begin

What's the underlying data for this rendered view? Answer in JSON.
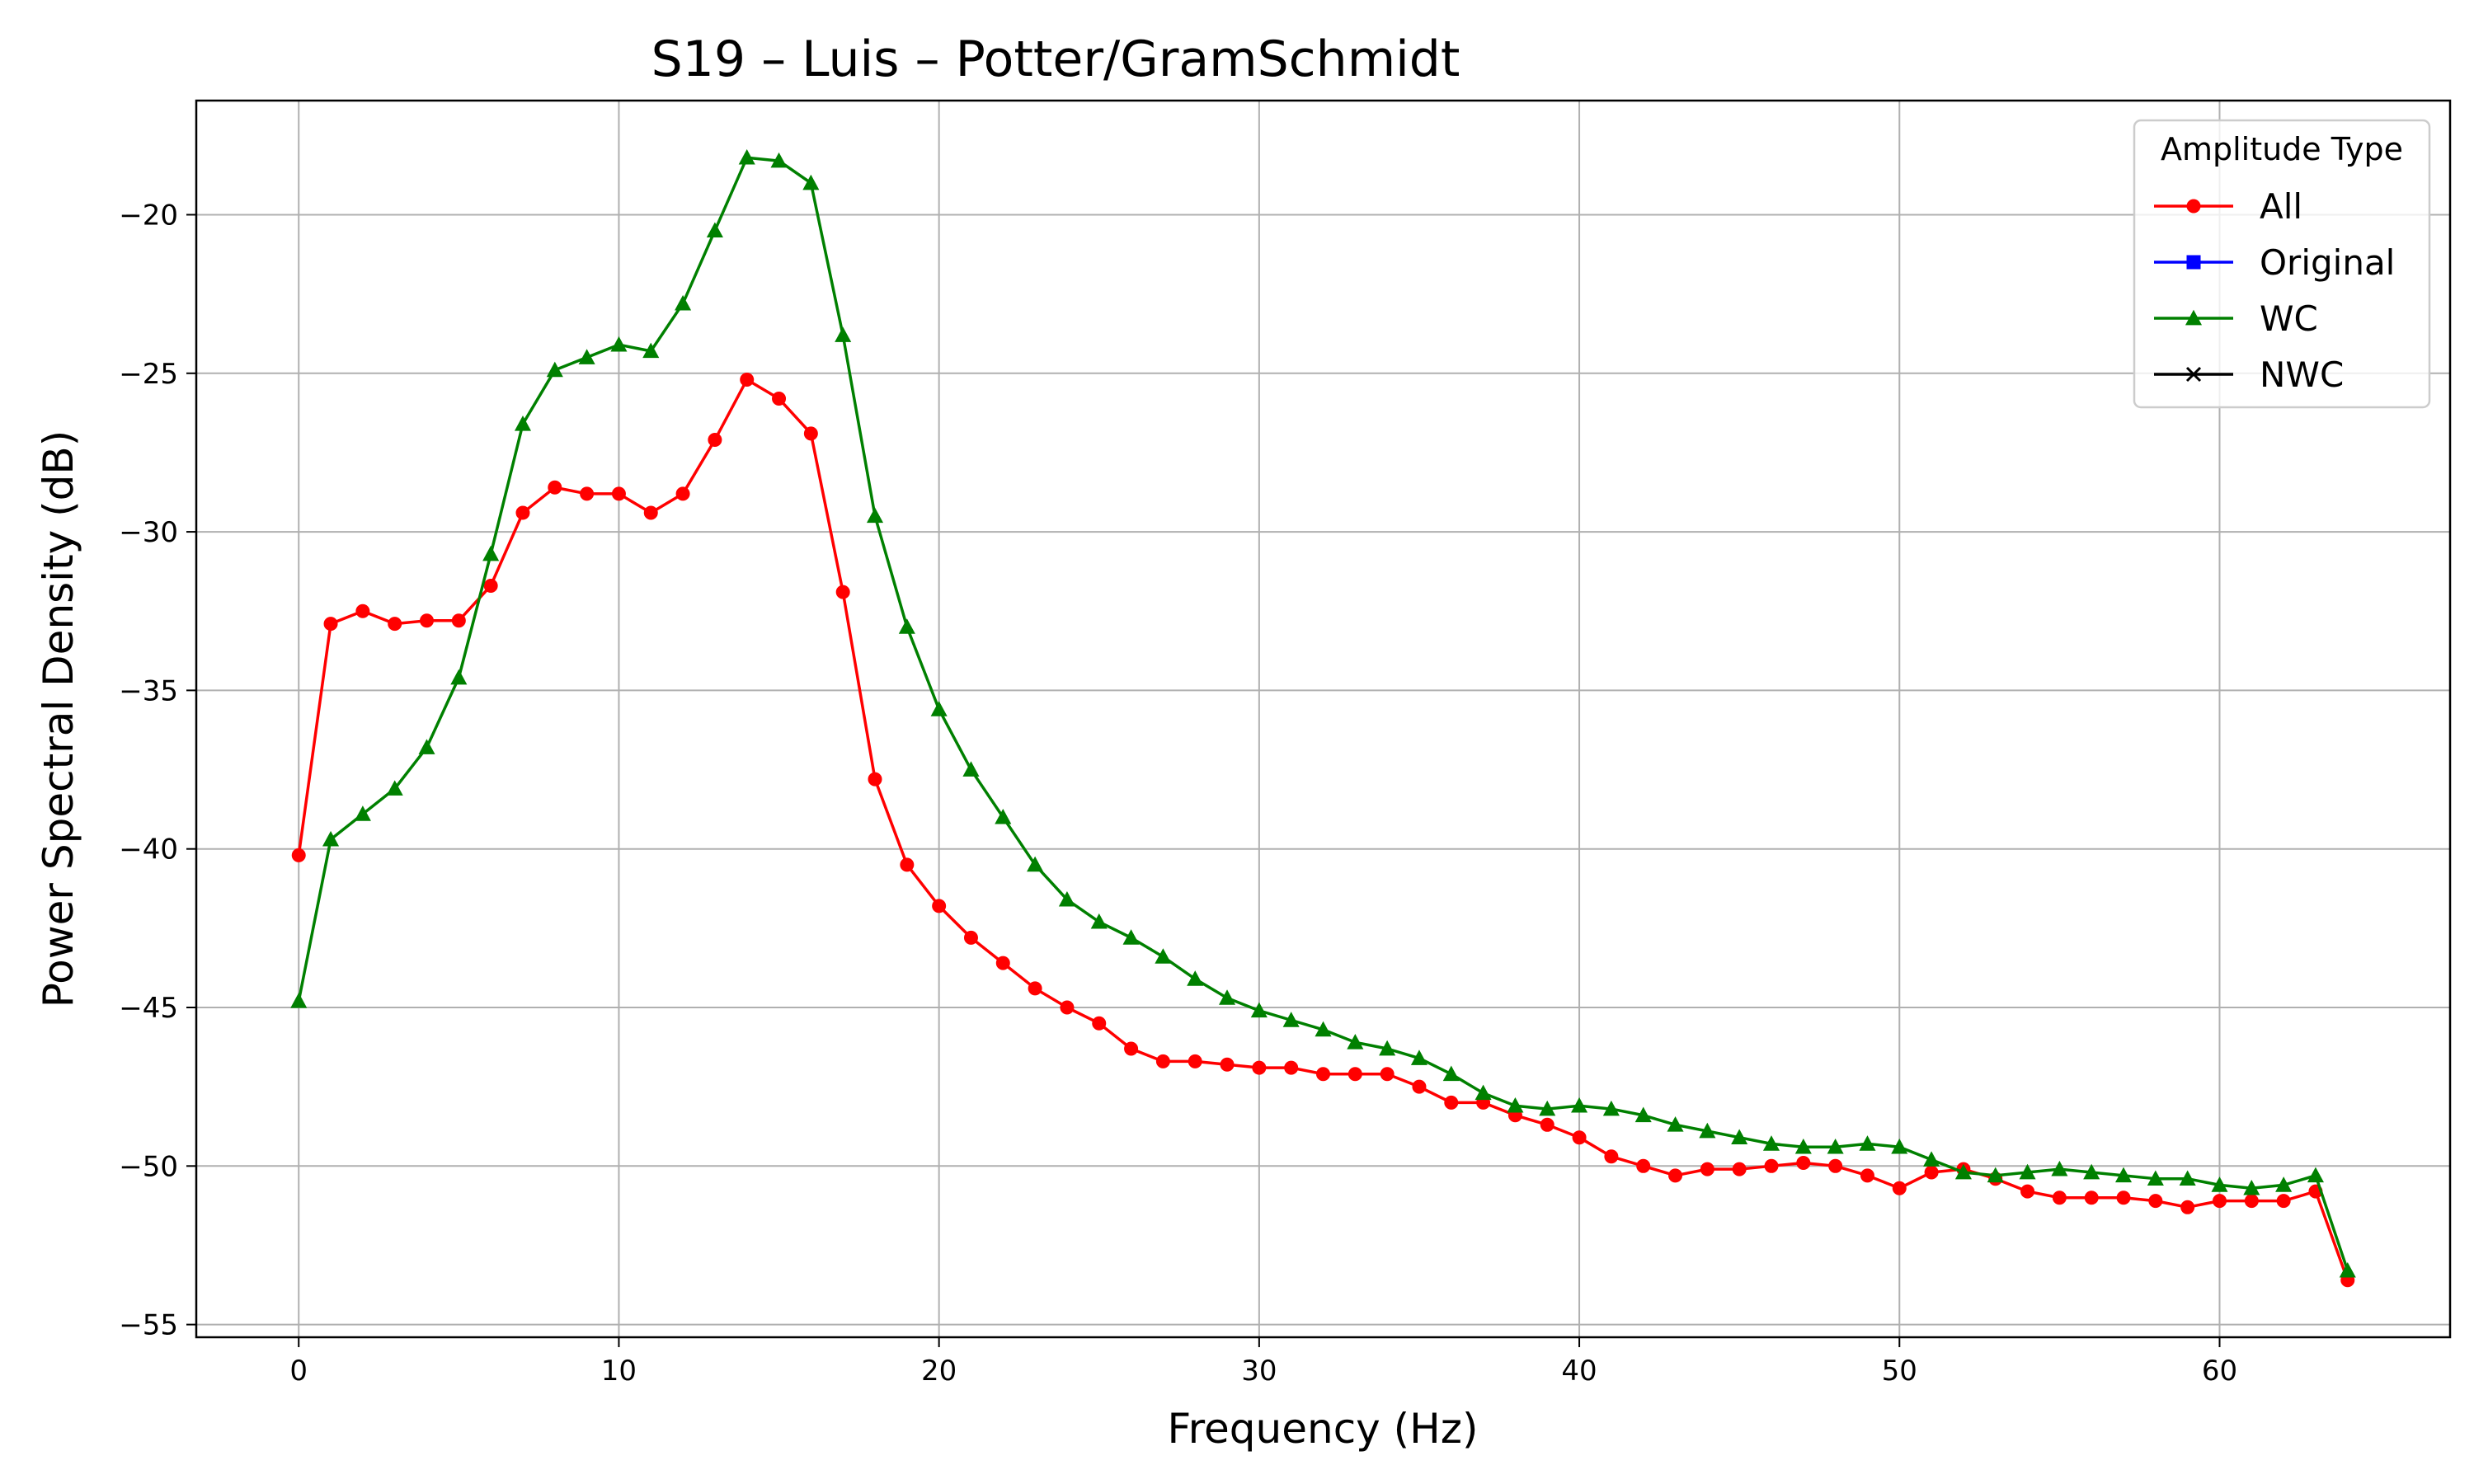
{
  "chart_data": {
    "type": "line",
    "title": "S19 – Luis – Potter/GramSchmidt",
    "xlabel": "Frequency (Hz)",
    "ylabel": "Power Spectral Density (dB)",
    "xlim": [
      -3.2,
      67.2
    ],
    "ylim": [
      -55.4,
      -16.4
    ],
    "xticks": [
      0,
      10,
      20,
      30,
      40,
      50,
      60
    ],
    "yticks": [
      -55,
      -50,
      -45,
      -40,
      -35,
      -30,
      -25,
      -20
    ],
    "xtick_labels": [
      "0",
      "10",
      "20",
      "30",
      "40",
      "50",
      "60"
    ],
    "ytick_labels": [
      "−55",
      "−50",
      "−45",
      "−40",
      "−35",
      "−30",
      "−25",
      "−20"
    ],
    "grid": true,
    "legend": {
      "title": "Amplitude Type",
      "placement": "top-right"
    },
    "series": [
      {
        "name": "All",
        "color": "#ff0000",
        "marker": "circle",
        "x": [
          0,
          1,
          2,
          3,
          4,
          5,
          6,
          7,
          8,
          9,
          10,
          11,
          12,
          13,
          14,
          15,
          16,
          17,
          18,
          19,
          20,
          21,
          22,
          23,
          24,
          25,
          26,
          27,
          28,
          29,
          30,
          31,
          32,
          33,
          34,
          35,
          36,
          37,
          38,
          39,
          40,
          41,
          42,
          43,
          44,
          45,
          46,
          47,
          48,
          49,
          50,
          51,
          52,
          53,
          54,
          55,
          56,
          57,
          58,
          59,
          60,
          61,
          62,
          63,
          64
        ],
        "y": [
          -40.2,
          -32.9,
          -32.5,
          -32.9,
          -32.8,
          -32.8,
          -31.7,
          -29.4,
          -28.6,
          -28.8,
          -28.8,
          -29.4,
          -28.8,
          -27.1,
          -25.2,
          -25.8,
          -26.9,
          -31.9,
          -37.8,
          -40.5,
          -41.8,
          -42.8,
          -43.6,
          -44.4,
          -45.0,
          -45.5,
          -46.3,
          -46.7,
          -46.7,
          -46.8,
          -46.9,
          -46.9,
          -47.1,
          -47.1,
          -47.1,
          -47.5,
          -48.0,
          -48.0,
          -48.4,
          -48.7,
          -49.1,
          -49.7,
          -50.0,
          -50.3,
          -50.1,
          -50.1,
          -50.0,
          -49.9,
          -50.0,
          -50.3,
          -50.7,
          -50.2,
          -50.1,
          -50.4,
          -50.8,
          -51.0,
          -51.0,
          -51.0,
          -51.1,
          -51.3,
          -51.1,
          -51.1,
          -51.1,
          -50.8,
          -53.6
        ]
      },
      {
        "name": "Original",
        "color": "#0000ff",
        "marker": "square",
        "x": [],
        "y": []
      },
      {
        "name": "WC",
        "color": "#008000",
        "marker": "triangle",
        "x": [
          0,
          1,
          2,
          3,
          4,
          5,
          6,
          7,
          8,
          9,
          10,
          11,
          12,
          13,
          14,
          15,
          16,
          17,
          18,
          19,
          20,
          21,
          22,
          23,
          24,
          25,
          26,
          27,
          28,
          29,
          30,
          31,
          32,
          33,
          34,
          35,
          36,
          37,
          38,
          39,
          40,
          41,
          42,
          43,
          44,
          45,
          46,
          47,
          48,
          49,
          50,
          51,
          52,
          53,
          54,
          55,
          56,
          57,
          58,
          59,
          60,
          61,
          62,
          63,
          64
        ],
        "y": [
          -44.8,
          -39.7,
          -38.9,
          -38.1,
          -36.8,
          -34.6,
          -30.7,
          -26.6,
          -24.9,
          -24.5,
          -24.1,
          -24.3,
          -22.8,
          -20.5,
          -18.2,
          -18.3,
          -19.0,
          -23.8,
          -29.5,
          -33.0,
          -35.6,
          -37.5,
          -39.0,
          -40.5,
          -41.6,
          -42.3,
          -42.8,
          -43.4,
          -44.1,
          -44.7,
          -45.1,
          -45.4,
          -45.7,
          -46.1,
          -46.3,
          -46.6,
          -47.1,
          -47.7,
          -48.1,
          -48.2,
          -48.1,
          -48.2,
          -48.4,
          -48.7,
          -48.9,
          -49.1,
          -49.3,
          -49.4,
          -49.4,
          -49.3,
          -49.4,
          -49.8,
          -50.2,
          -50.3,
          -50.2,
          -50.1,
          -50.2,
          -50.3,
          -50.4,
          -50.4,
          -50.6,
          -50.7,
          -50.6,
          -50.3,
          -53.3
        ]
      },
      {
        "name": "NWC",
        "color": "#000000",
        "marker": "x",
        "x": [],
        "y": []
      }
    ]
  }
}
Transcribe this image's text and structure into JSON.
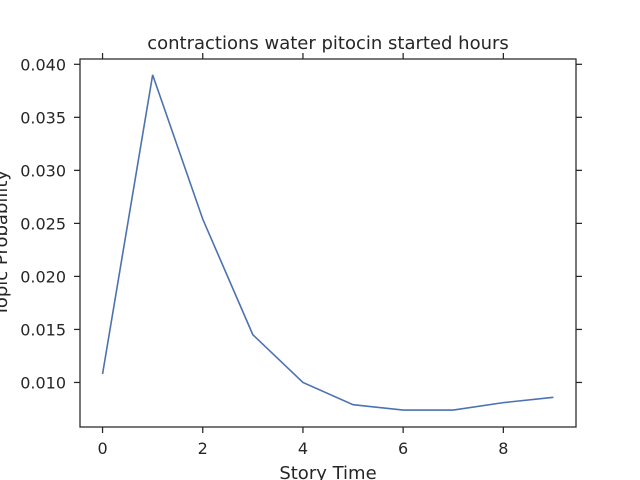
{
  "chart_data": {
    "type": "line",
    "title": "contractions water pitocin started hours",
    "xlabel": "Story Time",
    "ylabel": "Topic Probability",
    "x": [
      0,
      1,
      2,
      3,
      4,
      5,
      6,
      7,
      8,
      9
    ],
    "series": [
      {
        "values": [
          0.0108,
          0.039,
          0.0254,
          0.0145,
          0.01,
          0.0079,
          0.0074,
          0.0074,
          0.0081,
          0.0086
        ]
      }
    ],
    "xlim": [
      -0.45,
      9.45
    ],
    "ylim": [
      0.0058,
      0.0405
    ],
    "xticks": [
      0,
      2,
      4,
      6,
      8
    ],
    "yticks": [
      0.01,
      0.015,
      0.02,
      0.025,
      0.03,
      0.035,
      0.04
    ],
    "xtick_labels": [
      "0",
      "2",
      "4",
      "6",
      "8"
    ],
    "ytick_labels": [
      "0.010",
      "0.015",
      "0.020",
      "0.025",
      "0.030",
      "0.035",
      "0.040"
    ],
    "grid": false,
    "colors": {
      "line": "#4c72b0",
      "axes": "#262626",
      "text": "#262626"
    }
  }
}
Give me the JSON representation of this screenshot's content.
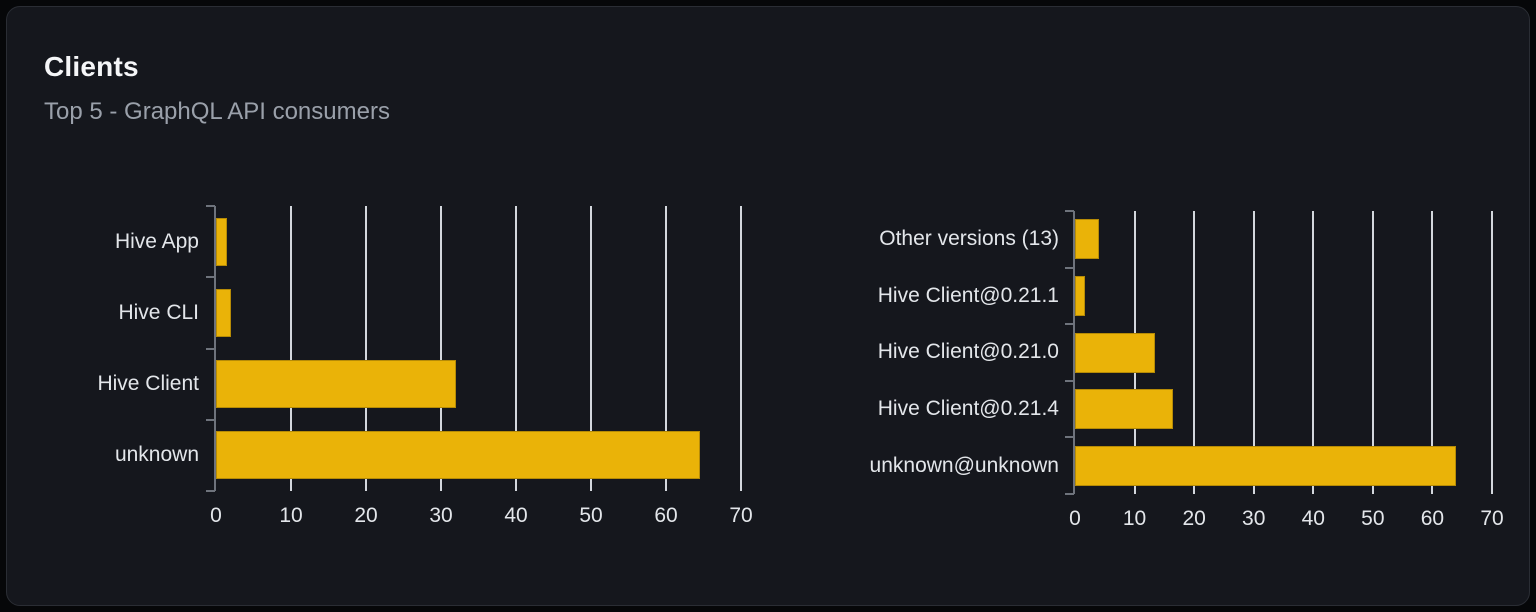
{
  "card": {
    "title": "Clients",
    "subtitle": "Top 5 - GraphQL API consumers"
  },
  "colors": {
    "page_bg": "#060709",
    "card_bg": "#15171d",
    "card_border": "#2a2d34",
    "title": "#f5f6f8",
    "subtitle": "#9aa0aa",
    "label": "#e3e6ea",
    "axis": "#6e737c",
    "grid": "#d3d7dd",
    "bar": "#eab308"
  },
  "chart_data": [
    {
      "type": "bar",
      "orientation": "horizontal",
      "title": "",
      "categories": [
        "Hive App",
        "Hive CLI",
        "Hive Client",
        "unknown"
      ],
      "values": [
        1.5,
        2,
        32,
        64.5
      ],
      "xlabel": "",
      "ylabel": "",
      "xlim": [
        0,
        70
      ],
      "xticks": [
        0,
        10,
        20,
        30,
        40,
        50,
        60,
        70
      ],
      "grid": true,
      "legend": false,
      "bar_color": "#eab308"
    },
    {
      "type": "bar",
      "orientation": "horizontal",
      "title": "",
      "categories": [
        "Other versions (13)",
        "Hive Client@0.21.1",
        "Hive Client@0.21.0",
        "Hive Client@0.21.4",
        "unknown@unknown"
      ],
      "values": [
        4,
        1.7,
        13.5,
        16.5,
        64
      ],
      "xlabel": "",
      "ylabel": "",
      "xlim": [
        0,
        70
      ],
      "xticks": [
        0,
        10,
        20,
        30,
        40,
        50,
        60,
        70
      ],
      "grid": true,
      "legend": false,
      "bar_color": "#eab308"
    }
  ]
}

end

» **Problem details**
Transcribe every entry above exactly. Omit all pictures.

» **Answer in full**
What's the underlying data for this rendered view? Answer in JSON.
{
  "chart_data": {
    "type": "line",
    "title": "S19 – Luis – Potter/GramSchmidt",
    "xlabel": "Frequency (Hz)",
    "ylabel": "Power Spectral Density (dB)",
    "xlim": [
      -3.2,
      67.2
    ],
    "ylim": [
      -55.4,
      -16.4
    ],
    "xticks": [
      0,
      10,
      20,
      30,
      40,
      50,
      60
    ],
    "yticks": [
      -55,
      -50,
      -45,
      -40,
      -35,
      -30,
      -25,
      -20
    ],
    "xtick_labels": [
      "0",
      "10",
      "20",
      "30",
      "40",
      "50",
      "60"
    ],
    "ytick_labels": [
      "−55",
      "−50",
      "−45",
      "−40",
      "−35",
      "−30",
      "−25",
      "−20"
    ],
    "grid": true,
    "legend": {
      "title": "Amplitude Type",
      "placement": "top-right"
    },
    "series": [
      {
        "name": "All",
        "color": "#ff0000",
        "marker": "circle",
        "x": [
          0,
          1,
          2,
          3,
          4,
          5,
          6,
          7,
          8,
          9,
          10,
          11,
          12,
          13,
          14,
          15,
          16,
          17,
          18,
          19,
          20,
          21,
          22,
          23,
          24,
          25,
          26,
          27,
          28,
          29,
          30,
          31,
          32,
          33,
          34,
          35,
          36,
          37,
          38,
          39,
          40,
          41,
          42,
          43,
          44,
          45,
          46,
          47,
          48,
          49,
          50,
          51,
          52,
          53,
          54,
          55,
          56,
          57,
          58,
          59,
          60,
          61,
          62,
          63,
          64
        ],
        "y": [
          -40.2,
          -32.9,
          -32.5,
          -32.9,
          -32.8,
          -32.8,
          -31.7,
          -29.4,
          -28.6,
          -28.8,
          -28.8,
          -29.4,
          -28.8,
          -27.1,
          -25.2,
          -25.8,
          -26.9,
          -31.9,
          -37.8,
          -40.5,
          -41.8,
          -42.8,
          -43.6,
          -44.4,
          -45.0,
          -45.5,
          -46.3,
          -46.7,
          -46.7,
          -46.8,
          -46.9,
          -46.9,
          -47.1,
          -47.1,
          -47.1,
          -47.5,
          -48.0,
          -48.0,
          -48.4,
          -48.7,
          -49.1,
          -49.7,
          -50.0,
          -50.3,
          -50.1,
          -50.1,
          -50.0,
          -49.9,
          -50.0,
          -50.3,
          -50.7,
          -50.2,
          -50.1,
          -50.4,
          -50.8,
          -51.0,
          -51.0,
          -51.0,
          -51.1,
          -51.3,
          -51.1,
          -51.1,
          -51.1,
          -50.8,
          -53.6
        ]
      },
      {
        "name": "Original",
        "color": "#0000ff",
        "marker": "square",
        "x": [],
        "y": []
      },
      {
        "name": "WC",
        "color": "#008000",
        "marker": "triangle",
        "x": [
          0,
          1,
          2,
          3,
          4,
          5,
          6,
          7,
          8,
          9,
          10,
          11,
          12,
          13,
          14,
          15,
          16,
          17,
          18,
          19,
          20,
          21,
          22,
          23,
          24,
          25,
          26,
          27,
          28,
          29,
          30,
          31,
          32,
          33,
          34,
          35,
          36,
          37,
          38,
          39,
          40,
          41,
          42,
          43,
          44,
          45,
          46,
          47,
          48,
          49,
          50,
          51,
          52,
          53,
          54,
          55,
          56,
          57,
          58,
          59,
          60,
          61,
          62,
          63,
          64
        ],
        "y": [
          -44.8,
          -39.7,
          -38.9,
          -38.1,
          -36.8,
          -34.6,
          -30.7,
          -26.6,
          -24.9,
          -24.5,
          -24.1,
          -24.3,
          -22.8,
          -20.5,
          -18.2,
          -18.3,
          -19.0,
          -23.8,
          -29.5,
          -33.0,
          -35.6,
          -37.5,
          -39.0,
          -40.5,
          -41.6,
          -42.3,
          -42.8,
          -43.4,
          -44.1,
          -44.7,
          -45.1,
          -45.4,
          -45.7,
          -46.1,
          -46.3,
          -46.6,
          -47.1,
          -47.7,
          -48.1,
          -48.2,
          -48.1,
          -48.2,
          -48.4,
          -48.7,
          -48.9,
          -49.1,
          -49.3,
          -49.4,
          -49.4,
          -49.3,
          -49.4,
          -49.8,
          -50.2,
          -50.3,
          -50.2,
          -50.1,
          -50.2,
          -50.3,
          -50.4,
          -50.4,
          -50.6,
          -50.7,
          -50.6,
          -50.3,
          -53.3
        ]
      },
      {
        "name": "NWC",
        "color": "#000000",
        "marker": "x",
        "x": [],
        "y": []
      }
    ]
  }
}
Transcribe this image's text and structure into JSON.
{
  "chart_data": {
    "type": "line",
    "title": "contractions water pitocin started hours",
    "xlabel": "Story Time",
    "ylabel": "Topic Probability",
    "x": [
      0,
      1,
      2,
      3,
      4,
      5,
      6,
      7,
      8,
      9
    ],
    "series": [
      {
        "values": [
          0.0108,
          0.039,
          0.0254,
          0.0145,
          0.01,
          0.0079,
          0.0074,
          0.0074,
          0.0081,
          0.0086
        ]
      }
    ],
    "xlim": [
      -0.45,
      9.45
    ],
    "ylim": [
      0.0058,
      0.0405
    ],
    "xticks": [
      0,
      2,
      4,
      6,
      8
    ],
    "yticks": [
      0.01,
      0.015,
      0.02,
      0.025,
      0.03,
      0.035,
      0.04
    ],
    "xtick_labels": [
      "0",
      "2",
      "4",
      "6",
      "8"
    ],
    "ytick_labels": [
      "0.010",
      "0.015",
      "0.020",
      "0.025",
      "0.030",
      "0.035",
      "0.040"
    ],
    "grid": false,
    "colors": {
      "line": "#4c72b0",
      "axes": "#262626",
      "text": "#262626"
    }
  }
}
Give me the JSON representation of this screenshot's content.
{
  "card": {
    "title": "Clients",
    "subtitle": "Top 5 - GraphQL API consumers"
  },
  "colors": {
    "page_bg": "#060709",
    "card_bg": "#15171d",
    "card_border": "#2a2d34",
    "title": "#f5f6f8",
    "subtitle": "#9aa0aa",
    "label": "#e3e6ea",
    "axis": "#6e737c",
    "grid": "#d3d7dd",
    "bar": "#eab308"
  },
  "chart_data": [
    {
      "type": "bar",
      "orientation": "horizontal",
      "title": "",
      "categories": [
        "Hive App",
        "Hive CLI",
        "Hive Client",
        "unknown"
      ],
      "values": [
        1.5,
        2,
        32,
        64.5
      ],
      "xlabel": "",
      "ylabel": "",
      "xlim": [
        0,
        70
      ],
      "xticks": [
        0,
        10,
        20,
        30,
        40,
        50,
        60,
        70
      ],
      "grid": true,
      "legend": false,
      "bar_color": "#eab308"
    },
    {
      "type": "bar",
      "orientation": "horizontal",
      "title": "",
      "categories": [
        "Other versions (13)",
        "Hive Client@0.21.1",
        "Hive Client@0.21.0",
        "Hive Client@0.21.4",
        "unknown@unknown"
      ],
      "values": [
        4,
        1.7,
        13.5,
        16.5,
        64
      ],
      "xlabel": "",
      "ylabel": "",
      "xlim": [
        0,
        70
      ],
      "xticks": [
        0,
        10,
        20,
        30,
        40,
        50,
        60,
        70
      ],
      "grid": true,
      "legend": false,
      "bar_color": "#eab308"
    }
  ]
}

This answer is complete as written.